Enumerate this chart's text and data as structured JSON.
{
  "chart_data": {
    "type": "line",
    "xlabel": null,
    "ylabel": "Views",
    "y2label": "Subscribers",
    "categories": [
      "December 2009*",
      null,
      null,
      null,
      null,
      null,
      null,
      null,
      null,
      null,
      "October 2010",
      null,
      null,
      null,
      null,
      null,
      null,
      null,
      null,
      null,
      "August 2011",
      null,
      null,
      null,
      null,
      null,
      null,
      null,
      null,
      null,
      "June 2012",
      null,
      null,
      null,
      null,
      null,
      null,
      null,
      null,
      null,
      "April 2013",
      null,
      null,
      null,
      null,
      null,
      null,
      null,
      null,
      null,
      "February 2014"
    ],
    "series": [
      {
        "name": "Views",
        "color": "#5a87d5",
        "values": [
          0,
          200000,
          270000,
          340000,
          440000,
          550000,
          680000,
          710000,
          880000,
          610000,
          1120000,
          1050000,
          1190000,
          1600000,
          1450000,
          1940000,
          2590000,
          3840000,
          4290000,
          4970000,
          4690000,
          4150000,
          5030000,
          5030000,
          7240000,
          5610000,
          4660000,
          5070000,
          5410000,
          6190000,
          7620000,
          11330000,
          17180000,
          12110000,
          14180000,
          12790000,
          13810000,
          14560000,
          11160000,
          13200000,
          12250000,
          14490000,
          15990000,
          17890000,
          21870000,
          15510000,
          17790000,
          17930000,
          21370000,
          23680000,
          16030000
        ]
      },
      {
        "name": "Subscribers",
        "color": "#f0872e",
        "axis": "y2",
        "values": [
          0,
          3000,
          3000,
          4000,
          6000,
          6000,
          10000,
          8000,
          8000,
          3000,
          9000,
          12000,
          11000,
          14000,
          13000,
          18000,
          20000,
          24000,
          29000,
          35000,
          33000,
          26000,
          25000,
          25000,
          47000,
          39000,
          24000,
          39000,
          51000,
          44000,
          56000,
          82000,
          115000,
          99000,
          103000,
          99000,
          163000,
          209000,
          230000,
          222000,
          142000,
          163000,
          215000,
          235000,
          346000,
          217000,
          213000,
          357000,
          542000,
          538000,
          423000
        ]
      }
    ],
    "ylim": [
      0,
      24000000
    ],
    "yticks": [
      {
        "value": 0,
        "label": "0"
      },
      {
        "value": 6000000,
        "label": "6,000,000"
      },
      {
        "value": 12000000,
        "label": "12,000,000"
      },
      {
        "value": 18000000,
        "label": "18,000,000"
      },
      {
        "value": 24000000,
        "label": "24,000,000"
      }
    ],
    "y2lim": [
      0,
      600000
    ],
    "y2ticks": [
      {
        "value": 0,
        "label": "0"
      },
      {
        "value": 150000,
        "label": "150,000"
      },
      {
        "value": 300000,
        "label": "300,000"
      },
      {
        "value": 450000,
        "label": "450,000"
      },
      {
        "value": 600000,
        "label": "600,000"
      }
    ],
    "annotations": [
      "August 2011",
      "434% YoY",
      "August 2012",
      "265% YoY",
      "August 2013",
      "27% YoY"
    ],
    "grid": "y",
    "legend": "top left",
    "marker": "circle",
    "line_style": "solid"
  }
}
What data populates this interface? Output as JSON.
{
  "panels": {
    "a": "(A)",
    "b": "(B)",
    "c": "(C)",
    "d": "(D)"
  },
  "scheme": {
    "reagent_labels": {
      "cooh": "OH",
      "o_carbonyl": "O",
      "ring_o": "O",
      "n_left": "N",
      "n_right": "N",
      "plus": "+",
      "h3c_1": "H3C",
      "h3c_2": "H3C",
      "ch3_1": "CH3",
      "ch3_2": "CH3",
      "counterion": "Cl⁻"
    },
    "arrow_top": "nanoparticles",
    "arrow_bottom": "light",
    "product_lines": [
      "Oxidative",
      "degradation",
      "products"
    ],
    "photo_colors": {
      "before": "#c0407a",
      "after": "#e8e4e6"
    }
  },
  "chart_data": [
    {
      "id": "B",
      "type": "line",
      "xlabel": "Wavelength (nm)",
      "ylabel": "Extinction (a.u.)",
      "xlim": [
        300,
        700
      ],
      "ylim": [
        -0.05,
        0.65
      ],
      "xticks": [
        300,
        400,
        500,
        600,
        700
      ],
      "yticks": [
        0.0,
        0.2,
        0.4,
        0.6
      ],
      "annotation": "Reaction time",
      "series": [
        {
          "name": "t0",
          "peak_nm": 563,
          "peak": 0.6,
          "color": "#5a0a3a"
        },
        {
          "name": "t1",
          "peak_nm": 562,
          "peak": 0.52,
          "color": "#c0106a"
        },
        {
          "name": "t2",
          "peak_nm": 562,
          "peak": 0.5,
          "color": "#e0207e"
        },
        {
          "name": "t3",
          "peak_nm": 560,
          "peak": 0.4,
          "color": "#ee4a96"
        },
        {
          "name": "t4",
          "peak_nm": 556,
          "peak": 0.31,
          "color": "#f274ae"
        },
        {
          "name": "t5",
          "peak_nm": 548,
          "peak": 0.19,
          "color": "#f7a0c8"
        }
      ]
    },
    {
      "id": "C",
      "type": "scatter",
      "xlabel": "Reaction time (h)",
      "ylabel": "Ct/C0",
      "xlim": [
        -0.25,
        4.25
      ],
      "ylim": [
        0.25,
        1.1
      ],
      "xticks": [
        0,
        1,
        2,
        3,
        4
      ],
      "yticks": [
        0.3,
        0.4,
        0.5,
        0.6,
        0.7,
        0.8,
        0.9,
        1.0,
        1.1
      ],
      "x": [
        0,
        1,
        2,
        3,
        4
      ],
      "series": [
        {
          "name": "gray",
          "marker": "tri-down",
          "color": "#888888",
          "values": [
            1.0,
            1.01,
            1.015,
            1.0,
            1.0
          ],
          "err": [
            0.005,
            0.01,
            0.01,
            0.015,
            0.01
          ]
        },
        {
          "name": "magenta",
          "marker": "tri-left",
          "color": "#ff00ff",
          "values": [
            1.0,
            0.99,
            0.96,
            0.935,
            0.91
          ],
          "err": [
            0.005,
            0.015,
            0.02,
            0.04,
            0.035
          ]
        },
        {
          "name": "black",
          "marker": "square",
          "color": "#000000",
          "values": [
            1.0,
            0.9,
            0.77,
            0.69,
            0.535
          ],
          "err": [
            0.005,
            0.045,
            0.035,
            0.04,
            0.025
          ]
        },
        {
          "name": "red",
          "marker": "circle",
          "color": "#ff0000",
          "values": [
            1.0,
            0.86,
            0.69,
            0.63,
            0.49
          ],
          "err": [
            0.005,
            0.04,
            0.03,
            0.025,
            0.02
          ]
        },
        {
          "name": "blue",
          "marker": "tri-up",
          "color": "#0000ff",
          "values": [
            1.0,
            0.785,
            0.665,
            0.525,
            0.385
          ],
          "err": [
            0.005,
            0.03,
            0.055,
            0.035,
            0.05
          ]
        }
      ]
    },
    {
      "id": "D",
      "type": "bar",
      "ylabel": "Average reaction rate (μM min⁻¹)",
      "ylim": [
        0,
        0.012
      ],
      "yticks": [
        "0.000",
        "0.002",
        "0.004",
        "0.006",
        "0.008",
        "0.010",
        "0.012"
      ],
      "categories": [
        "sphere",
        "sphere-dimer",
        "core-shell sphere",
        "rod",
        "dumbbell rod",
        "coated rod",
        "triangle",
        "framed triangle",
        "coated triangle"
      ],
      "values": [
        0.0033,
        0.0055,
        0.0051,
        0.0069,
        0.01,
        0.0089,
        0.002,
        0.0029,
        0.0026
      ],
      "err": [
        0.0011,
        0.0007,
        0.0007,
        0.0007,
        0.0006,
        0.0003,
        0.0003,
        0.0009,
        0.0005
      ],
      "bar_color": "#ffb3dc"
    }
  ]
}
-=-=-
- **Problem statement**: Find the string "August" in the listing and return every line that holds it.

- **Answer to the task**:
      "August 2011",
      "August 2011",
      "August 2012",
      "August 2013",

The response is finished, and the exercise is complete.